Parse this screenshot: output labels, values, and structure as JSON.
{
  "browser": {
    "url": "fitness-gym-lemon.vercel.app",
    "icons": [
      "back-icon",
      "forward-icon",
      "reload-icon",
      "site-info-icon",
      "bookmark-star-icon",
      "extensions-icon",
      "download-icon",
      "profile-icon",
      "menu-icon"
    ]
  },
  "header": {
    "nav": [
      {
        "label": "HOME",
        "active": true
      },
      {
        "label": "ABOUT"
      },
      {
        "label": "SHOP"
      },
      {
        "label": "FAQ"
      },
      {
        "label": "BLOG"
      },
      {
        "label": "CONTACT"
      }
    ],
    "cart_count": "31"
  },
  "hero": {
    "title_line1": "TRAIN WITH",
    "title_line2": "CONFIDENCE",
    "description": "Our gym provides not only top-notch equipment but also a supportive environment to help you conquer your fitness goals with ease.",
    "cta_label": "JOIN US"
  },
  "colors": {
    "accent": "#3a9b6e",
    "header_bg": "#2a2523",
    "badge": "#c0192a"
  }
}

-=-=-=-=-

** YOUR GOAL **
Reproduce every record above exactly as it appears.

** ANSWER BELOW **
Parse this screenshot: output labels, values, and structure as JSON.
{
  "browser": {
    "url": "fitness-gym-lemon.vercel.app",
    "icons": [
      "back-icon",
      "forward-icon",
      "reload-icon",
      "site-info-icon",
      "bookmark-star-icon",
      "extensions-icon",
      "download-icon",
      "profile-icon",
      "menu-icon"
    ]
  },
  "header": {
    "nav": [
      {
        "label": "HOME",
        "active": true
      },
      {
        "label": "ABOUT"
      },
      {
        "label": "SHOP"
      },
      {
        "label": "FAQ"
      },
      {
        "label": "BLOG"
      },
      {
        "label": "CONTACT"
      }
    ],
    "cart_count": "31"
  },
  "hero": {
    "title_line1": "TRAIN WITH",
    "title_line2": "CONFIDENCE",
    "description": "Our gym provides not only top-notch equipment but also a supportive environment to help you conquer your fitness goals with ease.",
    "cta_label": "JOIN US"
  },
  "colors": {
    "accent": "#3a9b6e",
    "header_bg": "#2a2523",
    "badge": "#c0192a"
  }
}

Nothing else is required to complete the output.